_DATASET RECORDS_

# # # # #

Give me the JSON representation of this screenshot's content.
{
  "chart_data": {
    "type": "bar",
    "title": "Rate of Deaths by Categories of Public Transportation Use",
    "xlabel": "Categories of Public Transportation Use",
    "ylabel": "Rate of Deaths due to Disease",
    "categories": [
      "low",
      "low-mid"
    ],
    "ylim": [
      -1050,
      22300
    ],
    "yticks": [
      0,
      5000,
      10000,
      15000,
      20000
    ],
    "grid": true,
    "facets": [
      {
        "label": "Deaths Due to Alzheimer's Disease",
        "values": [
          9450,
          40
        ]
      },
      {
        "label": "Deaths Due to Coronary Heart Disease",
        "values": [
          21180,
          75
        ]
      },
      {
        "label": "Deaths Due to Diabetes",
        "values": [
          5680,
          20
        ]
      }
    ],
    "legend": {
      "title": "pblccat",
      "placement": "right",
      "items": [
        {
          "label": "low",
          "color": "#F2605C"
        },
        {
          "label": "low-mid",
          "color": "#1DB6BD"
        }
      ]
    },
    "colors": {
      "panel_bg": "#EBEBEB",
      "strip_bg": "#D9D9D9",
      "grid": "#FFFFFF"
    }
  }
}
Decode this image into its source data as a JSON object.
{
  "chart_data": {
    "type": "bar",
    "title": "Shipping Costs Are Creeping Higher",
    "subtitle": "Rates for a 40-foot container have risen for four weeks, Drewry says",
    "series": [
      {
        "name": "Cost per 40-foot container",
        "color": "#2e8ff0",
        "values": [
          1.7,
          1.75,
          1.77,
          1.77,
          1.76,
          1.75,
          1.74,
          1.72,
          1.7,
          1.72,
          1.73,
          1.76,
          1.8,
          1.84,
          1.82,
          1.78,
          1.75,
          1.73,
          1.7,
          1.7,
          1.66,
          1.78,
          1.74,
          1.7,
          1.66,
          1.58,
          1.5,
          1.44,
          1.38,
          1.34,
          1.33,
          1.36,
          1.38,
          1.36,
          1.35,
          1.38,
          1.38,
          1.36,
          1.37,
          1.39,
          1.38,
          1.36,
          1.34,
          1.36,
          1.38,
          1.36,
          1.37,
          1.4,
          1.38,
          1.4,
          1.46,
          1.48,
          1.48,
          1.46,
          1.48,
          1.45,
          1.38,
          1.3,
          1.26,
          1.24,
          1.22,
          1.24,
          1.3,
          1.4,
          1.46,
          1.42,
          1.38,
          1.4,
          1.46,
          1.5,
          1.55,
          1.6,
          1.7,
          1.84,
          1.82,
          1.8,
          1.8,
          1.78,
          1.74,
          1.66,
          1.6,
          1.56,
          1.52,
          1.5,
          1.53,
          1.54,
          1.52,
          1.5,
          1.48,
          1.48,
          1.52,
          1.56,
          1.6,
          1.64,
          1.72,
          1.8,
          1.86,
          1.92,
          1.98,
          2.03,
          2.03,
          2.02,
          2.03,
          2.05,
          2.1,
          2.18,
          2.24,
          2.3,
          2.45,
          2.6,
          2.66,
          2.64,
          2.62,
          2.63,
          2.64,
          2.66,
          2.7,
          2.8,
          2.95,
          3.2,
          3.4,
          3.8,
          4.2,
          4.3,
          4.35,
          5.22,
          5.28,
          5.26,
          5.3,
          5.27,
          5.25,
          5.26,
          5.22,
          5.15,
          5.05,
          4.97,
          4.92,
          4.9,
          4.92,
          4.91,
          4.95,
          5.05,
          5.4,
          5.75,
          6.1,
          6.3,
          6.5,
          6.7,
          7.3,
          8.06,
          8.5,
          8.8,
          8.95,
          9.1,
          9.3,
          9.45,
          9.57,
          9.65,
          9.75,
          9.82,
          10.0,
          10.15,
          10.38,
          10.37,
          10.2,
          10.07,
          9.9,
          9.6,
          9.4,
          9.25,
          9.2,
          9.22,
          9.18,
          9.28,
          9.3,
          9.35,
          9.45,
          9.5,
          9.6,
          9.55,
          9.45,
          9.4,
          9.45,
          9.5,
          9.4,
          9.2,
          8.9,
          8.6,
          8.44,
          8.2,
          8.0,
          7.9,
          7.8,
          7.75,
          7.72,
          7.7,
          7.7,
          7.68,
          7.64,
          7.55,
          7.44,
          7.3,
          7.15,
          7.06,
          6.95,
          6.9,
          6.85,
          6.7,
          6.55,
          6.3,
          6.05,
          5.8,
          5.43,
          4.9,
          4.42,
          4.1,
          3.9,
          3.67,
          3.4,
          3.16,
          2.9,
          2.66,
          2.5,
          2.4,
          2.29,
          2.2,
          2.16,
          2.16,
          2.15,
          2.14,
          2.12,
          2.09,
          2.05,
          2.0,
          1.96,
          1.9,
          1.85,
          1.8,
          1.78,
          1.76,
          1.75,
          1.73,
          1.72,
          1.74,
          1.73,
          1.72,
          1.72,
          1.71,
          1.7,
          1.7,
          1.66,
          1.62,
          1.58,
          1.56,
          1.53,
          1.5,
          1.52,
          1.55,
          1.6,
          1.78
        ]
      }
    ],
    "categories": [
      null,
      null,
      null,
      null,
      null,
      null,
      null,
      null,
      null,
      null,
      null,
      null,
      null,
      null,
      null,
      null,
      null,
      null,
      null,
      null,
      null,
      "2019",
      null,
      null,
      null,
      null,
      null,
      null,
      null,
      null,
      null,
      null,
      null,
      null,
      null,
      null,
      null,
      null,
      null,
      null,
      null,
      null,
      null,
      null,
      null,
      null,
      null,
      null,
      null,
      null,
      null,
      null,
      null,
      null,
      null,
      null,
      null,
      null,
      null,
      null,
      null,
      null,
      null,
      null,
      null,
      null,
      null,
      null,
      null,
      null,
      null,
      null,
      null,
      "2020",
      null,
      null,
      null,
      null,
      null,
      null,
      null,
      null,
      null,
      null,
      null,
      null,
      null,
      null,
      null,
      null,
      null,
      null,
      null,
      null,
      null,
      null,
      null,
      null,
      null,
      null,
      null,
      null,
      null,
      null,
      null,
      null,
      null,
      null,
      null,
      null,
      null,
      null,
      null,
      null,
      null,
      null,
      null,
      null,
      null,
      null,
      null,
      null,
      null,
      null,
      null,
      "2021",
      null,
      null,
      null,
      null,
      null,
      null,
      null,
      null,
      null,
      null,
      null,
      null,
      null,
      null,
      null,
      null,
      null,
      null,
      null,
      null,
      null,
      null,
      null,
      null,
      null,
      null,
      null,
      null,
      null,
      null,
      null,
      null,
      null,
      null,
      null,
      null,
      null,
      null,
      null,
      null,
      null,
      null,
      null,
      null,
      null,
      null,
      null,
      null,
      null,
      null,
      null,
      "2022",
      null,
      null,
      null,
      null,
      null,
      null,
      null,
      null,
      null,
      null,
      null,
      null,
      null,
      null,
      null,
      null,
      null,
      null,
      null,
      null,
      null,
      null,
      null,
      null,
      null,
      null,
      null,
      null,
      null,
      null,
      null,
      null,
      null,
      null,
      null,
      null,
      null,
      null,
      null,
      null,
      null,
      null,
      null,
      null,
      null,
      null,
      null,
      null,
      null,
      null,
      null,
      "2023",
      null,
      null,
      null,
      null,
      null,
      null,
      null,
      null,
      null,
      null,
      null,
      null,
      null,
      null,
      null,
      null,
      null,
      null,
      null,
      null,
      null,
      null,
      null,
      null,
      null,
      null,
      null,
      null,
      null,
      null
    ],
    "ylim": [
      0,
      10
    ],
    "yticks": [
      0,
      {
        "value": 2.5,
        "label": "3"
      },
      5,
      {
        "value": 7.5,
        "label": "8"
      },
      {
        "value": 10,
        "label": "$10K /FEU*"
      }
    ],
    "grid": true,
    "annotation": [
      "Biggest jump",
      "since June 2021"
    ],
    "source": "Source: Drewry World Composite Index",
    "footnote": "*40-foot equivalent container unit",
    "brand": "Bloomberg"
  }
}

# # # # #

_YOUR INSTRUCTIONS_
Emit the full listing verbatim.

_CORRECT ANSWER_
Give me the JSON representation of this screenshot's content.
{
  "chart_data": {
    "type": "bar",
    "title": "Rate of Deaths by Categories of Public Transportation Use",
    "xlabel": "Categories of Public Transportation Use",
    "ylabel": "Rate of Deaths due to Disease",
    "categories": [
      "low",
      "low-mid"
    ],
    "ylim": [
      -1050,
      22300
    ],
    "yticks": [
      0,
      5000,
      10000,
      15000,
      20000
    ],
    "grid": true,
    "facets": [
      {
        "label": "Deaths Due to Alzheimer's Disease",
        "values": [
          9450,
          40
        ]
      },
      {
        "label": "Deaths Due to Coronary Heart Disease",
        "values": [
          21180,
          75
        ]
      },
      {
        "label": "Deaths Due to Diabetes",
        "values": [
          5680,
          20
        ]
      }
    ],
    "legend": {
      "title": "pblccat",
      "placement": "right",
      "items": [
        {
          "label": "low",
          "color": "#F2605C"
        },
        {
          "label": "low-mid",
          "color": "#1DB6BD"
        }
      ]
    },
    "colors": {
      "panel_bg": "#EBEBEB",
      "strip_bg": "#D9D9D9",
      "grid": "#FFFFFF"
    }
  }
}
Decode this image into its source data as a JSON object.
{
  "chart_data": {
    "type": "bar",
    "title": "Shipping Costs Are Creeping Higher",
    "subtitle": "Rates for a 40-foot container have risen for four weeks, Drewry says",
    "series": [
      {
        "name": "Cost per 40-foot container",
        "color": "#2e8ff0",
        "values": [
          1.7,
          1.75,
          1.77,
          1.77,
          1.76,
          1.75,
          1.74,
          1.72,
          1.7,
          1.72,
          1.73,
          1.76,
          1.8,
          1.84,
          1.82,
          1.78,
          1.75,
          1.73,
          1.7,
          1.7,
          1.66,
          1.78,
          1.74,
          1.7,
          1.66,
          1.58,
          1.5,
          1.44,
          1.38,
          1.34,
          1.33,
          1.36,
          1.38,
          1.36,
          1.35,
          1.38,
          1.38,
          1.36,
          1.37,
          1.39,
          1.38,
          1.36,
          1.34,
          1.36,
          1.38,
          1.36,
          1.37,
          1.4,
          1.38,
          1.4,
          1.46,
          1.48,
          1.48,
          1.46,
          1.48,
          1.45,
          1.38,
          1.3,
          1.26,
          1.24,
          1.22,
          1.24,
          1.3,
          1.4,
          1.46,
          1.42,
          1.38,
          1.4,
          1.46,
          1.5,
          1.55,
          1.6,
          1.7,
          1.84,
          1.82,
          1.8,
          1.8,
          1.78,
          1.74,
          1.66,
          1.6,
          1.56,
          1.52,
          1.5,
          1.53,
          1.54,
          1.52,
          1.5,
          1.48,
          1.48,
          1.52,
          1.56,
          1.6,
          1.64,
          1.72,
          1.8,
          1.86,
          1.92,
          1.98,
          2.03,
          2.03,
          2.02,
          2.03,
          2.05,
          2.1,
          2.18,
          2.24,
          2.3,
          2.45,
          2.6,
          2.66,
          2.64,
          2.62,
          2.63,
          2.64,
          2.66,
          2.7,
          2.8,
          2.95,
          3.2,
          3.4,
          3.8,
          4.2,
          4.3,
          4.35,
          5.22,
          5.28,
          5.26,
          5.3,
          5.27,
          5.25,
          5.26,
          5.22,
          5.15,
          5.05,
          4.97,
          4.92,
          4.9,
          4.92,
          4.91,
          4.95,
          5.05,
          5.4,
          5.75,
          6.1,
          6.3,
          6.5,
          6.7,
          7.3,
          8.06,
          8.5,
          8.8,
          8.95,
          9.1,
          9.3,
          9.45,
          9.57,
          9.65,
          9.75,
          9.82,
          10.0,
          10.15,
          10.38,
          10.37,
          10.2,
          10.07,
          9.9,
          9.6,
          9.4,
          9.25,
          9.2,
          9.22,
          9.18,
          9.28,
          9.3,
          9.35,
          9.45,
          9.5,
          9.6,
          9.55,
          9.45,
          9.4,
          9.45,
          9.5,
          9.4,
          9.2,
          8.9,
          8.6,
          8.44,
          8.2,
          8.0,
          7.9,
          7.8,
          7.75,
          7.72,
          7.7,
          7.7,
          7.68,
          7.64,
          7.55,
          7.44,
          7.3,
          7.15,
          7.06,
          6.95,
          6.9,
          6.85,
          6.7,
          6.55,
          6.3,
          6.05,
          5.8,
          5.43,
          4.9,
          4.42,
          4.1,
          3.9,
          3.67,
          3.4,
          3.16,
          2.9,
          2.66,
          2.5,
          2.4,
          2.29,
          2.2,
          2.16,
          2.16,
          2.15,
          2.14,
          2.12,
          2.09,
          2.05,
          2.0,
          1.96,
          1.9,
          1.85,
          1.8,
          1.78,
          1.76,
          1.75,
          1.73,
          1.72,
          1.74,
          1.73,
          1.72,
          1.72,
          1.71,
          1.7,
          1.7,
          1.66,
          1.62,
          1.58,
          1.56,
          1.53,
          1.5,
          1.52,
          1.55,
          1.6,
          1.78
        ]
      }
    ],
    "categories": [
      null,
      null,
      null,
      null,
      null,
      null,
      null,
      null,
      null,
      null,
      null,
      null,
      null,
      null,
      null,
      null,
      null,
      null,
      null,
      null,
      null,
      "2019",
      null,
      null,
      null,
      null,
      null,
      null,
      null,
      null,
      null,
      null,
      null,
      null,
      null,
      null,
      null,
      null,
      null,
      null,
      null,
      null,
      null,
      null,
      null,
      null,
      null,
      null,
      null,
      null,
      null,
      null,
      null,
      null,
      null,
      null,
      null,
      null,
      null,
      null,
      null,
      null,
      null,
      null,
      null,
      null,
      null,
      null,
      null,
      null,
      null,
      null,
      null,
      "2020",
      null,
      null,
      null,
      null,
      null,
      null,
      null,
      null,
      null,
      null,
      null,
      null,
      null,
      null,
      null,
      null,
      null,
      null,
      null,
      null,
      null,
      null,
      null,
      null,
      null,
      null,
      null,
      null,
      null,
      null,
      null,
      null,
      null,
      null,
      null,
      null,
      null,
      null,
      null,
      null,
      null,
      null,
      null,
      null,
      null,
      null,
      null,
      null,
      null,
      null,
      null,
      "2021",
      null,
      null,
      null,
      null,
      null,
      null,
      null,
      null,
      null,
      null,
      null,
      null,
      null,
      null,
      null,
      null,
      null,
      null,
      null,
      null,
      null,
      null,
      null,
      null,
      null,
      null,
      null,
      null,
      null,
      null,
      null,
      null,
      null,
      null,
      null,
      null,
      null,
      null,
      null,
      null,
      null,
      null,
      null,
      null,
      null,
      null,
      null,
      null,
      null,
      null,
      null,
      "2022",
      null,
      null,
      null,
      null,
      null,
      null,
      null,
      null,
      null,
      null,
      null,
      null,
      null,
      null,
      null,
      null,
      null,
      null,
      null,
      null,
      null,
      null,
      null,
      null,
      null,
      null,
      null,
      null,
      null,
      null,
      null,
      null,
      null,
      null,
      null,
      null,
      null,
      null,
      null,
      null,
      null,
      null,
      null,
      null,
      null,
      null,
      null,
      null,
      null,
      null,
      null,
      "2023",
      null,
      null,
      null,
      null,
      null,
      null,
      null,
      null,
      null,
      null,
      null,
      null,
      null,
      null,
      null,
      null,
      null,
      null,
      null,
      null,
      null,
      null,
      null,
      null,
      null,
      null,
      null,
      null,
      null,
      null
    ],
    "ylim": [
      0,
      10
    ],
    "yticks": [
      0,
      {
        "value": 2.5,
        "label": "3"
      },
      5,
      {
        "value": 7.5,
        "label": "8"
      },
      {
        "value": 10,
        "label": "$10K /FEU*"
      }
    ],
    "grid": true,
    "annotation": [
      "Biggest jump",
      "since June 2021"
    ],
    "source": "Source: Drewry World Composite Index",
    "footnote": "*40-foot equivalent container unit",
    "brand": "Bloomberg"
  }
}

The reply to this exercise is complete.